-------- Article

With mommy porn bestseller Fifty Shades of Grey whipping up a sadomasochistic storm in the female book market this summer, it might seem safe to assume that old-fashioned romance novels, in which the protagonists prefer hastily confessed feelings and innocent first kisses to heavy petting and handcuffs, would begin to disappear from the shelves. After all, now that someone is finally writing erotica for the estrogen set, who needs tender love stories?

The Amish, that’s who. Or to be more accurate, women, principally Christian, who love to read about the Amish. Amish romance novels are big business. Most feature a pretty girl in a bonnet on the cover. There are quilting bees and work frolics, pie bakes, and buggy rides into the sunset. Almost all of them follow a particular young woman in her search for the fulfillment of romantic and family love.

Not that the course of true love ever did run smooth, even in Lancaster County, Pa., or Shipshewana, Ind. As is the case with any romance novel bound for the bestseller list, there are innumerable obstacles on the way to the altar for the Hannahs and Rachels and Roses and Betsys of the “plain” world. (“Plain” being Amish or, in some cases, old-order Mennonite; “fancy” is reserved for the modern lifestyle of decorative clothes, cars and electricity.)

Sometimes the obstacle is another bonneted girl. Sometimes, as is the case with the book that started it all – Beverly Lewis’ novel  The Shunning – it’s the call of the “English” world. More often than not, it takes about four books to get everything resolved. If you like  Leah’s Choice by Marta Perry, why not pick up Book 2 in her Pleasant Valley series,  Rachel’s Garden? (Which, incidentally, was my introduction to Amish romance novels. My boyfriend bought it for me on a lark while waiting in line at Walgreen’s.) Anyone who falls in love with Pleasant Valley will be happy to know there are still two more books in the series:  Anna’s Return and Sarah’s Gift.

Such sequels obviously fill the coffers of Christian publishing houses like Bethany House, Harvest House and Livingston Hall. The phenomenon that is Amish fiction, itself a subset of a larger genre of romances christened “bonnet books” by editors and marketers, is in some ways representative of a publishing industry bent on the bottom line. Bonnet books by top authors rarely sell less than 100,000 copies and several Amish fiction writers produce more than one book a year.

According to Steve Oates, vice president of marketing for Bethany House, bonnet books are a sure thing and have been ever since Beverly Lewis single-handedly gave birth to the genre in the late ’90s.

----------------

## Exercise 1
Rewrite the listing from its first line through the line with "message-line: 实用和装饰俱佳 — [68, 1924, 870, 2008]", replacing "stock-label" with "inventory-label" and leaving everything else unchanged.

-------- Supplied information

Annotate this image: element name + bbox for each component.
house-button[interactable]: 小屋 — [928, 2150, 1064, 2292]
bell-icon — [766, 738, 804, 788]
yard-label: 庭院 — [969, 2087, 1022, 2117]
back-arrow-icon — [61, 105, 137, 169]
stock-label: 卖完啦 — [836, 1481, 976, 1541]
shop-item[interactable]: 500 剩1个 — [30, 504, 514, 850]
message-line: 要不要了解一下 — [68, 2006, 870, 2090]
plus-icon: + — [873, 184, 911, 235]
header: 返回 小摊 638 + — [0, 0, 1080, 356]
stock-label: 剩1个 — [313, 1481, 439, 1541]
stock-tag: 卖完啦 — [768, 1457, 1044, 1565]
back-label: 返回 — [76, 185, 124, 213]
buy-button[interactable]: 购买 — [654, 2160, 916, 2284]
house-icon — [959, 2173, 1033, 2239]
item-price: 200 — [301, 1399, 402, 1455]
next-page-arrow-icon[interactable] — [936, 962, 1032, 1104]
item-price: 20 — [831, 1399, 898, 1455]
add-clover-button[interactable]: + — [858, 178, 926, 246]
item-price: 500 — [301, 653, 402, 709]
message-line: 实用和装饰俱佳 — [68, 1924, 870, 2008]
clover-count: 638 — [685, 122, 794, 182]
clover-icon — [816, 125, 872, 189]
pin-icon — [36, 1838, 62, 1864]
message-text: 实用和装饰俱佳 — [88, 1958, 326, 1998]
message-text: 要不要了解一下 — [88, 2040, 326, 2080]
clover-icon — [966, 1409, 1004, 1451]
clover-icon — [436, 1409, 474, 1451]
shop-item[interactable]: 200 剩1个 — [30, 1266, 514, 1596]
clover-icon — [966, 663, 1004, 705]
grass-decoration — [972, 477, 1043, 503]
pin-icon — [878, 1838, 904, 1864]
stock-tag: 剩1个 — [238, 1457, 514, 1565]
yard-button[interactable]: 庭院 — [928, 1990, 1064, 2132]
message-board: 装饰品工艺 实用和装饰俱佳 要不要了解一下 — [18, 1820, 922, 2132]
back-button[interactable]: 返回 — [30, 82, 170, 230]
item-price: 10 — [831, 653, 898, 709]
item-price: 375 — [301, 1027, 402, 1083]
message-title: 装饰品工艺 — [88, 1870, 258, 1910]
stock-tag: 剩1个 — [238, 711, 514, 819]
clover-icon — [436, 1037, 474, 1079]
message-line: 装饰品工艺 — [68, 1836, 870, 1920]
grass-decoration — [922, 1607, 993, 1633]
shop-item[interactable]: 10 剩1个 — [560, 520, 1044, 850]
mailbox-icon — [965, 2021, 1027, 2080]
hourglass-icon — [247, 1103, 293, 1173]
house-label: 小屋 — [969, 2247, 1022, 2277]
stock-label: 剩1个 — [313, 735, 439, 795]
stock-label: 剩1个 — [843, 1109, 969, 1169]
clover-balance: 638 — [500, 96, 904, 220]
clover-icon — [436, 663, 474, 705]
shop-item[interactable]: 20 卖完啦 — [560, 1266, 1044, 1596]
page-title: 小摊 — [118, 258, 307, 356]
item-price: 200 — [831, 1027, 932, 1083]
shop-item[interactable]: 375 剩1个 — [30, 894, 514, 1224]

----------------

## Exercise 2
According to the article, who single-handedly gave birth to the bonnet book genre, and when?

## Complete response 1
Annotate this image: element name + bbox for each component.
house-button[interactable]: 小屋 — [928, 2150, 1064, 2292]
bell-icon — [766, 738, 804, 788]
yard-label: 庭院 — [969, 2087, 1022, 2117]
back-arrow-icon — [61, 105, 137, 169]
inventory-label: 卖完啦 — [836, 1481, 976, 1541]
shop-item[interactable]: 500 剩1个 — [30, 504, 514, 850]
message-line: 要不要了解一下 — [68, 2006, 870, 2090]
plus-icon: + — [873, 184, 911, 235]
header: 返回 小摊 638 + — [0, 0, 1080, 356]
inventory-label: 剩1个 — [313, 1481, 439, 1541]
stock-tag: 卖完啦 — [768, 1457, 1044, 1565]
back-label: 返回 — [76, 185, 124, 213]
buy-button[interactable]: 购买 — [654, 2160, 916, 2284]
house-icon — [959, 2173, 1033, 2239]
item-price: 200 — [301, 1399, 402, 1455]
next-page-arrow-icon[interactable] — [936, 962, 1032, 1104]
item-price: 20 — [831, 1399, 898, 1455]
add-clover-button[interactable]: + — [858, 178, 926, 246]
item-price: 500 — [301, 653, 402, 709]
message-line: 实用和装饰俱佳 — [68, 1924, 870, 2008]

## Complete response 2
Beverly Lewis, in the late '90s.